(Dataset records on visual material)

::::::

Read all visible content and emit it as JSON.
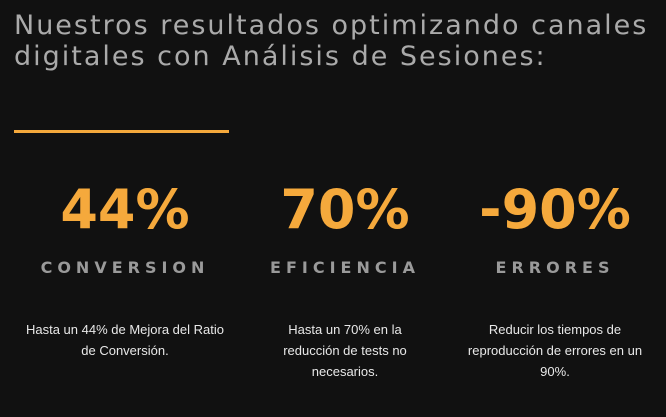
{
  "heading": "Nuestros resultados optimizando canales digitales con Análisis de Sesiones:",
  "colors": {
    "background": "#111111",
    "accent": "#f5a93c",
    "heading_text": "#aaaaaa",
    "label_text": "#9a9a9a",
    "body_text": "#e8e8e8"
  },
  "stats": [
    {
      "value": "44%",
      "label": "CONVERSION",
      "description": "Hasta un 44% de Mejora del Ratio de Conversión."
    },
    {
      "value": "70%",
      "label": "EFICIENCIA",
      "description": "Hasta un 70% en la reducción de tests no necesarios."
    },
    {
      "value": "-90%",
      "label": "ERRORES",
      "description": "Reducir los tiempos de reproducción de errores en un 90%."
    }
  ]
}
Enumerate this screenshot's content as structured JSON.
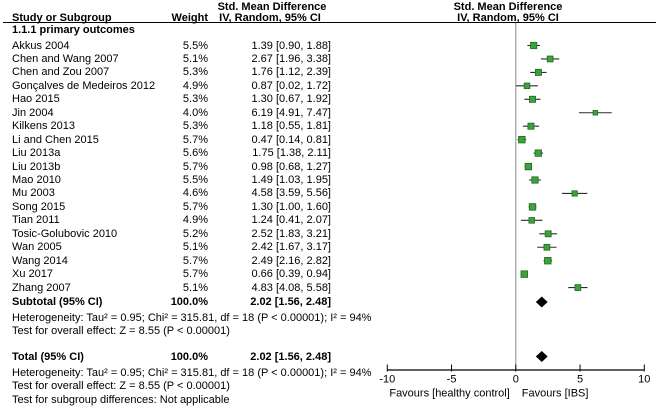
{
  "header": {
    "study_col": "Study or Subgroup",
    "weight_col": "Weight",
    "effect_line1": "Std. Mean Difference",
    "effect_line2": "IV, Random, 95% CI",
    "plot_line1": "Std. Mean Difference",
    "plot_line2": "IV, Random, 95% CI"
  },
  "chart_data": {
    "type": "scatter",
    "variant": "forest_plot",
    "subgroup": "1.1.1 primary outcomes",
    "studies": [
      {
        "name": "Akkus 2004",
        "weight": "5.5%",
        "w": 5.5,
        "ci_text": "1.39 [0.90, 1.88]",
        "est": 1.39,
        "lo": 0.9,
        "hi": 1.88
      },
      {
        "name": "Chen and Wang 2007",
        "weight": "5.1%",
        "w": 5.1,
        "ci_text": "2.67 [1.96, 3.38]",
        "est": 2.67,
        "lo": 1.96,
        "hi": 3.38
      },
      {
        "name": "Chen and Zou 2007",
        "weight": "5.3%",
        "w": 5.3,
        "ci_text": "1.76 [1.12, 2.39]",
        "est": 1.76,
        "lo": 1.12,
        "hi": 2.39
      },
      {
        "name": "Gonçalves de Medeiros 2012",
        "weight": "4.9%",
        "w": 4.9,
        "ci_text": "0.87 [0.02, 1.72]",
        "est": 0.87,
        "lo": 0.02,
        "hi": 1.72
      },
      {
        "name": "Hao 2015",
        "weight": "5.3%",
        "w": 5.3,
        "ci_text": "1.30 [0.67, 1.92]",
        "est": 1.3,
        "lo": 0.67,
        "hi": 1.92
      },
      {
        "name": "Jin 2004",
        "weight": "4.0%",
        "w": 4.0,
        "ci_text": "6.19 [4.91, 7.47]",
        "est": 6.19,
        "lo": 4.91,
        "hi": 7.47
      },
      {
        "name": "Kilkens 2013",
        "weight": "5.3%",
        "w": 5.3,
        "ci_text": "1.18 [0.55, 1.81]",
        "est": 1.18,
        "lo": 0.55,
        "hi": 1.81
      },
      {
        "name": "Li and Chen 2015",
        "weight": "5.7%",
        "w": 5.7,
        "ci_text": "0.47 [0.14, 0.81]",
        "est": 0.47,
        "lo": 0.14,
        "hi": 0.81
      },
      {
        "name": "Liu 2013a",
        "weight": "5.6%",
        "w": 5.6,
        "ci_text": "1.75 [1.38, 2.11]",
        "est": 1.75,
        "lo": 1.38,
        "hi": 2.11
      },
      {
        "name": "Liu 2013b",
        "weight": "5.7%",
        "w": 5.7,
        "ci_text": "0.98 [0.68, 1.27]",
        "est": 0.98,
        "lo": 0.68,
        "hi": 1.27
      },
      {
        "name": "Mao 2010",
        "weight": "5.5%",
        "w": 5.5,
        "ci_text": "1.49 [1.03, 1.95]",
        "est": 1.49,
        "lo": 1.03,
        "hi": 1.95
      },
      {
        "name": "Mu 2003",
        "weight": "4.6%",
        "w": 4.6,
        "ci_text": "4.58 [3.59, 5.56]",
        "est": 4.58,
        "lo": 3.59,
        "hi": 5.56
      },
      {
        "name": "Song 2015",
        "weight": "5.7%",
        "w": 5.7,
        "ci_text": "1.30 [1.00, 1.60]",
        "est": 1.3,
        "lo": 1.0,
        "hi": 1.6
      },
      {
        "name": "Tian 2011",
        "weight": "4.9%",
        "w": 4.9,
        "ci_text": "1.24 [0.41, 2.07]",
        "est": 1.24,
        "lo": 0.41,
        "hi": 2.07
      },
      {
        "name": "Tosic-Golubovic 2010",
        "weight": "5.2%",
        "w": 5.2,
        "ci_text": "2.52 [1.83, 3.21]",
        "est": 2.52,
        "lo": 1.83,
        "hi": 3.21
      },
      {
        "name": "Wan 2005",
        "weight": "5.1%",
        "w": 5.1,
        "ci_text": "2.42 [1.67, 3.17]",
        "est": 2.42,
        "lo": 1.67,
        "hi": 3.17
      },
      {
        "name": "Wang 2014",
        "weight": "5.7%",
        "w": 5.7,
        "ci_text": "2.49 [2.16, 2.82]",
        "est": 2.49,
        "lo": 2.16,
        "hi": 2.82
      },
      {
        "name": "Xu 2017",
        "weight": "5.7%",
        "w": 5.7,
        "ci_text": "0.66 [0.39, 0.94]",
        "est": 0.66,
        "lo": 0.39,
        "hi": 0.94
      },
      {
        "name": "Zhang 2007",
        "weight": "5.1%",
        "w": 5.1,
        "ci_text": "4.83 [4.08, 5.58]",
        "est": 4.83,
        "lo": 4.08,
        "hi": 5.58
      }
    ],
    "subtotal": {
      "label": "Subtotal (95% CI)",
      "weight": "100.0%",
      "ci_text": "2.02 [1.56, 2.48]",
      "est": 2.02,
      "lo": 1.56,
      "hi": 2.48
    },
    "subtotal_heterogeneity": "Heterogeneity: Tau² = 0.95; Chi² = 315.81, df = 18 (P < 0.00001); I² = 94%",
    "subtotal_test": "Test for overall effect: Z = 8.55 (P < 0.00001)",
    "total": {
      "label": "Total (95% CI)",
      "weight": "100.0%",
      "ci_text": "2.02 [1.56, 2.48]",
      "est": 2.02,
      "lo": 1.56,
      "hi": 2.48
    },
    "total_heterogeneity": "Heterogeneity: Tau² = 0.95; Chi² = 315.81, df = 18 (P < 0.00001); I² = 94%",
    "total_test": "Test for overall effect: Z = 8.55 (P < 0.00001)",
    "subgroup_diff_test": "Test for subgroup differences: Not applicable",
    "axis": {
      "min": -10,
      "max": 10,
      "ticks": [
        -10,
        -5,
        0,
        5,
        10
      ],
      "left_label": "Favours [healthy control]",
      "right_label": "Favours [IBS]"
    },
    "colors": {
      "marker_fill": "#40A040",
      "marker_border": "#1C6B1C",
      "ci_line": "#2B2B2B",
      "diamond": "#000000",
      "zero_line": "#8C8C8C",
      "axis": "#000000"
    }
  }
}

::::::

● WORK TO DO
Print out the lines exactly, skipping any picture.

● EXPECTED ANSWER
Read all visible content and emit it as JSON.
{
  "heading": "Nuestros resultados optimizando canales digitales con Análisis de Sesiones:",
  "colors": {
    "background": "#111111",
    "accent": "#f5a93c",
    "heading_text": "#aaaaaa",
    "label_text": "#9a9a9a",
    "body_text": "#e8e8e8"
  },
  "stats": [
    {
      "value": "44%",
      "label": "CONVERSION",
      "description": "Hasta un 44% de Mejora del Ratio de Conversión."
    },
    {
      "value": "70%",
      "label": "EFICIENCIA",
      "description": "Hasta un 70% en la reducción de tests no necesarios."
    },
    {
      "value": "-90%",
      "label": "ERRORES",
      "description": "Reducir los tiempos de reproducción de errores en un 90%."
    }
  ]
}
Enumerate this screenshot's content as structured JSON.
{
  "header": {
    "study_col": "Study or Subgroup",
    "weight_col": "Weight",
    "effect_line1": "Std. Mean Difference",
    "effect_line2": "IV, Random, 95% CI",
    "plot_line1": "Std. Mean Difference",
    "plot_line2": "IV, Random, 95% CI"
  },
  "chart_data": {
    "type": "scatter",
    "variant": "forest_plot",
    "subgroup": "1.1.1 primary outcomes",
    "studies": [
      {
        "name": "Akkus 2004",
        "weight": "5.5%",
        "w": 5.5,
        "ci_text": "1.39 [0.90, 1.88]",
        "est": 1.39,
        "lo": 0.9,
        "hi": 1.88
      },
      {
        "name": "Chen and Wang 2007",
        "weight": "5.1%",
        "w": 5.1,
        "ci_text": "2.67 [1.96, 3.38]",
        "est": 2.67,
        "lo": 1.96,
        "hi": 3.38
      },
      {
        "name": "Chen and Zou 2007",
        "weight": "5.3%",
        "w": 5.3,
        "ci_text": "1.76 [1.12, 2.39]",
        "est": 1.76,
        "lo": 1.12,
        "hi": 2.39
      },
      {
        "name": "Gonçalves de Medeiros 2012",
        "weight": "4.9%",
        "w": 4.9,
        "ci_text": "0.87 [0.02, 1.72]",
        "est": 0.87,
        "lo": 0.02,
        "hi": 1.72
      },
      {
        "name": "Hao 2015",
        "weight": "5.3%",
        "w": 5.3,
        "ci_text": "1.30 [0.67, 1.92]",
        "est": 1.3,
        "lo": 0.67,
        "hi": 1.92
      },
      {
        "name": "Jin 2004",
        "weight": "4.0%",
        "w": 4.0,
        "ci_text": "6.19 [4.91, 7.47]",
        "est": 6.19,
        "lo": 4.91,
        "hi": 7.47
      },
      {
        "name": "Kilkens 2013",
        "weight": "5.3%",
        "w": 5.3,
        "ci_text": "1.18 [0.55, 1.81]",
        "est": 1.18,
        "lo": 0.55,
        "hi": 1.81
      },
      {
        "name": "Li and Chen 2015",
        "weight": "5.7%",
        "w": 5.7,
        "ci_text": "0.47 [0.14, 0.81]",
        "est": 0.47,
        "lo": 0.14,
        "hi": 0.81
      },
      {
        "name": "Liu 2013a",
        "weight": "5.6%",
        "w": 5.6,
        "ci_text": "1.75 [1.38, 2.11]",
        "est": 1.75,
        "lo": 1.38,
        "hi": 2.11
      },
      {
        "name": "Liu 2013b",
        "weight": "5.7%",
        "w": 5.7,
        "ci_text": "0.98 [0.68, 1.27]",
        "est": 0.98,
        "lo": 0.68,
        "hi": 1.27
      },
      {
        "name": "Mao 2010",
        "weight": "5.5%",
        "w": 5.5,
        "ci_text": "1.49 [1.03, 1.95]",
        "est": 1.49,
        "lo": 1.03,
        "hi": 1.95
      },
      {
        "name": "Mu 2003",
        "weight": "4.6%",
        "w": 4.6,
        "ci_text": "4.58 [3.59, 5.56]",
        "est": 4.58,
        "lo": 3.59,
        "hi": 5.56
      },
      {
        "name": "Song 2015",
        "weight": "5.7%",
        "w": 5.7,
        "ci_text": "1.30 [1.00, 1.60]",
        "est": 1.3,
        "lo": 1.0,
        "hi": 1.6
      },
      {
        "name": "Tian 2011",
        "weight": "4.9%",
        "w": 4.9,
        "ci_text": "1.24 [0.41, 2.07]",
        "est": 1.24,
        "lo": 0.41,
        "hi": 2.07
      },
      {
        "name": "Tosic-Golubovic 2010",
        "weight": "5.2%",
        "w": 5.2,
        "ci_text": "2.52 [1.83, 3.21]",
        "est": 2.52,
        "lo": 1.83,
        "hi": 3.21
      },
      {
        "name": "Wan 2005",
        "weight": "5.1%",
        "w": 5.1,
        "ci_text": "2.42 [1.67, 3.17]",
        "est": 2.42,
        "lo": 1.67,
        "hi": 3.17
      },
      {
        "name": "Wang 2014",
        "weight": "5.7%",
        "w": 5.7,
        "ci_text": "2.49 [2.16, 2.82]",
        "est": 2.49,
        "lo": 2.16,
        "hi": 2.82
      },
      {
        "name": "Xu 2017",
        "weight": "5.7%",
        "w": 5.7,
        "ci_text": "0.66 [0.39, 0.94]",
        "est": 0.66,
        "lo": 0.39,
        "hi": 0.94
      },
      {
        "name": "Zhang 2007",
        "weight": "5.1%",
        "w": 5.1,
        "ci_text": "4.83 [4.08, 5.58]",
        "est": 4.83,
        "lo": 4.08,
        "hi": 5.58
      }
    ],
    "subtotal": {
      "label": "Subtotal (95% CI)",
      "weight": "100.0%",
      "ci_text": "2.02 [1.56, 2.48]",
      "est": 2.02,
      "lo": 1.56,
      "hi": 2.48
    },
    "subtotal_heterogeneity": "Heterogeneity: Tau² = 0.95; Chi² = 315.81, df = 18 (P < 0.00001); I² = 94%",
    "subtotal_test": "Test for overall effect: Z = 8.55 (P < 0.00001)",
    "total": {
      "label": "Total (95% CI)",
      "weight": "100.0%",
      "ci_text": "2.02 [1.56, 2.48]",
      "est": 2.02,
      "lo": 1.56,
      "hi": 2.48
    },
    "total_heterogeneity": "Heterogeneity: Tau² = 0.95; Chi² = 315.81, df = 18 (P < 0.00001); I² = 94%",
    "total_test": "Test for overall effect: Z = 8.55 (P < 0.00001)",
    "subgroup_diff_test": "Test for subgroup differences: Not applicable",
    "axis": {
      "min": -10,
      "max": 10,
      "ticks": [
        -10,
        -5,
        0,
        5,
        10
      ],
      "left_label": "Favours [healthy control]",
      "right_label": "Favours [IBS]"
    },
    "colors": {
      "marker_fill": "#40A040",
      "marker_border": "#1C6B1C",
      "ci_line": "#2B2B2B",
      "diamond": "#000000",
      "zero_line": "#8C8C8C",
      "axis": "#000000"
    }
  }
}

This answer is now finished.